Written exercise: Which lines hold the word "category"? Copy each of them from the material.

Dataset items:
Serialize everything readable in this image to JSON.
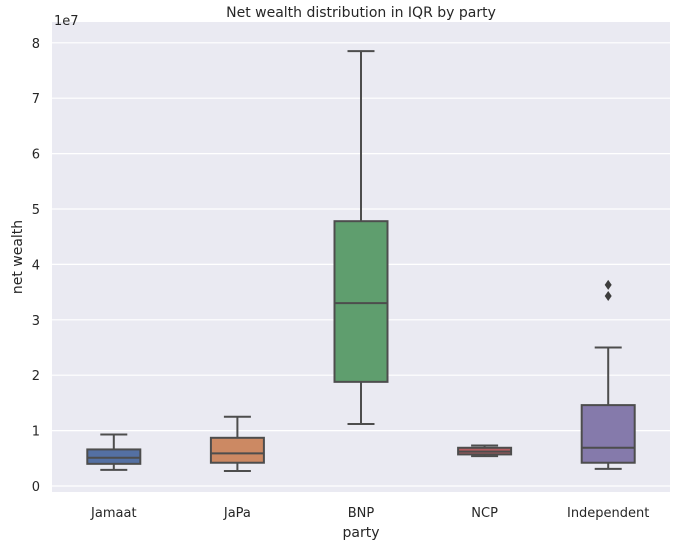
{
  "chart_data": {
    "type": "box",
    "title": "Net wealth distribution in IQR by party",
    "xlabel": "party",
    "ylabel": "net wealth",
    "y_offset_label": "1e7",
    "ylim": [
      -0.1,
      8.4
    ],
    "yticks": [
      0,
      1,
      2,
      3,
      4,
      5,
      6,
      7,
      8
    ],
    "y_unit_multiplier": 10000000,
    "grid": true,
    "background": "#eaeaf2",
    "categories": [
      "Jamaat",
      "JaPa",
      "BNP",
      "NCP",
      "Independent"
    ],
    "boxes": [
      {
        "category": "Jamaat",
        "whisker_low": 0.29,
        "q1": 0.4,
        "median": 0.51,
        "q3": 0.66,
        "whisker_high": 0.93,
        "outliers": [],
        "color": "#5470a3"
      },
      {
        "category": "JaPa",
        "whisker_low": 0.27,
        "q1": 0.42,
        "median": 0.59,
        "q3": 0.87,
        "whisker_high": 1.25,
        "outliers": [],
        "color": "#cc8963"
      },
      {
        "category": "BNP",
        "whisker_low": 1.12,
        "q1": 1.88,
        "median": 3.3,
        "q3": 4.78,
        "whisker_high": 7.85,
        "outliers": [],
        "color": "#5f9e6e"
      },
      {
        "category": "NCP",
        "whisker_low": 0.54,
        "q1": 0.57,
        "median": 0.62,
        "q3": 0.69,
        "whisker_high": 0.73,
        "outliers": [],
        "color": "#b55d60"
      },
      {
        "category": "Independent",
        "whisker_low": 0.31,
        "q1": 0.42,
        "median": 0.69,
        "q3": 1.46,
        "whisker_high": 2.5,
        "outliers": [
          3.43,
          3.63
        ],
        "color": "#857aab"
      }
    ]
  }
}
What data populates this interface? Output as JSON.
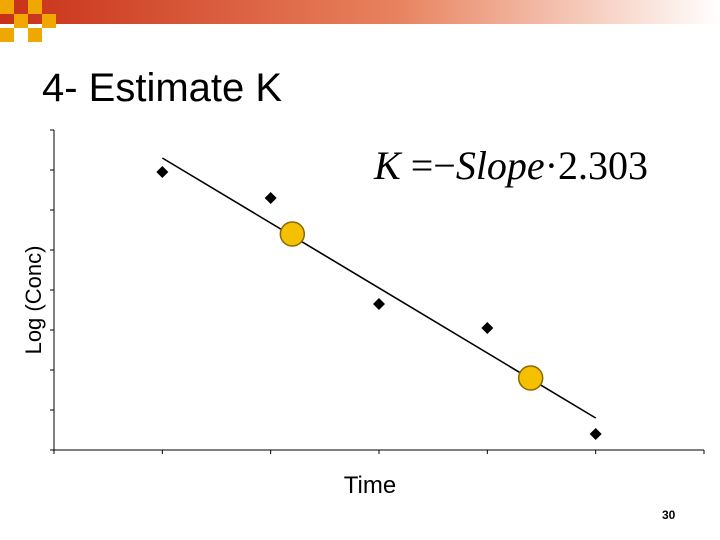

Answer to the problem:
        "category": "Jamaat",
        "category": "JaPa",
        "category": "BNP",
        "category": "NCP",
        "category": "Independent",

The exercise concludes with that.